— start —

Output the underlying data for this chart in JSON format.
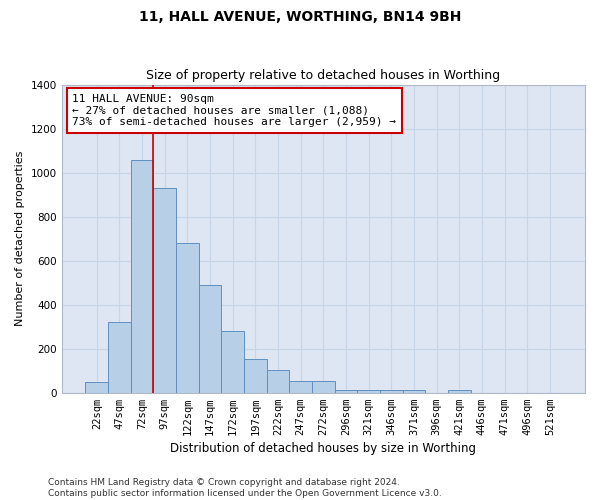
{
  "title1": "11, HALL AVENUE, WORTHING, BN14 9BH",
  "title2": "Size of property relative to detached houses in Worthing",
  "xlabel": "Distribution of detached houses by size in Worthing",
  "ylabel": "Number of detached properties",
  "categories": [
    "22sqm",
    "47sqm",
    "72sqm",
    "97sqm",
    "122sqm",
    "147sqm",
    "172sqm",
    "197sqm",
    "222sqm",
    "247sqm",
    "272sqm",
    "296sqm",
    "321sqm",
    "346sqm",
    "371sqm",
    "396sqm",
    "421sqm",
    "446sqm",
    "471sqm",
    "496sqm",
    "521sqm"
  ],
  "values": [
    50,
    320,
    1055,
    930,
    680,
    490,
    280,
    155,
    105,
    55,
    55,
    10,
    10,
    10,
    10,
    0,
    10,
    0,
    0,
    0,
    0
  ],
  "bar_color": "#b8cfe8",
  "bar_edge_color": "#6090c0",
  "bar_width": 1.0,
  "vline_position": 2.5,
  "vline_color": "#cc0000",
  "annotation_text": "11 HALL AVENUE: 90sqm\n← 27% of detached houses are smaller (1,088)\n73% of semi-detached houses are larger (2,959) →",
  "annotation_box_color": "#ffffff",
  "annotation_box_edge": "#cc0000",
  "ylim": [
    0,
    1400
  ],
  "yticks": [
    0,
    200,
    400,
    600,
    800,
    1000,
    1200,
    1400
  ],
  "grid_color": "#c8d4e8",
  "bg_color": "#dde6f2",
  "footer": "Contains HM Land Registry data © Crown copyright and database right 2024.\nContains public sector information licensed under the Open Government Licence v3.0.",
  "title1_fontsize": 10,
  "title2_fontsize": 9,
  "xlabel_fontsize": 8.5,
  "ylabel_fontsize": 8,
  "tick_fontsize": 7.5,
  "annotation_fontsize": 8,
  "footer_fontsize": 6.5
}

— end —

Written instruction: Reproduce every record above exactly, omitting the pictures.

The answer:
Output the underlying data for this chart in JSON format.
{
  "title1": "11, HALL AVENUE, WORTHING, BN14 9BH",
  "title2": "Size of property relative to detached houses in Worthing",
  "xlabel": "Distribution of detached houses by size in Worthing",
  "ylabel": "Number of detached properties",
  "categories": [
    "22sqm",
    "47sqm",
    "72sqm",
    "97sqm",
    "122sqm",
    "147sqm",
    "172sqm",
    "197sqm",
    "222sqm",
    "247sqm",
    "272sqm",
    "296sqm",
    "321sqm",
    "346sqm",
    "371sqm",
    "396sqm",
    "421sqm",
    "446sqm",
    "471sqm",
    "496sqm",
    "521sqm"
  ],
  "values": [
    50,
    320,
    1055,
    930,
    680,
    490,
    280,
    155,
    105,
    55,
    55,
    10,
    10,
    10,
    10,
    0,
    10,
    0,
    0,
    0,
    0
  ],
  "bar_color": "#b8cfe8",
  "bar_edge_color": "#6090c0",
  "bar_width": 1.0,
  "vline_position": 2.5,
  "vline_color": "#cc0000",
  "annotation_text": "11 HALL AVENUE: 90sqm\n← 27% of detached houses are smaller (1,088)\n73% of semi-detached houses are larger (2,959) →",
  "annotation_box_color": "#ffffff",
  "annotation_box_edge": "#cc0000",
  "ylim": [
    0,
    1400
  ],
  "yticks": [
    0,
    200,
    400,
    600,
    800,
    1000,
    1200,
    1400
  ],
  "grid_color": "#c8d4e8",
  "bg_color": "#dde6f2",
  "footer": "Contains HM Land Registry data © Crown copyright and database right 2024.\nContains public sector information licensed under the Open Government Licence v3.0.",
  "title1_fontsize": 10,
  "title2_fontsize": 9,
  "xlabel_fontsize": 8.5,
  "ylabel_fontsize": 8,
  "tick_fontsize": 7.5,
  "annotation_fontsize": 8,
  "footer_fontsize": 6.5
}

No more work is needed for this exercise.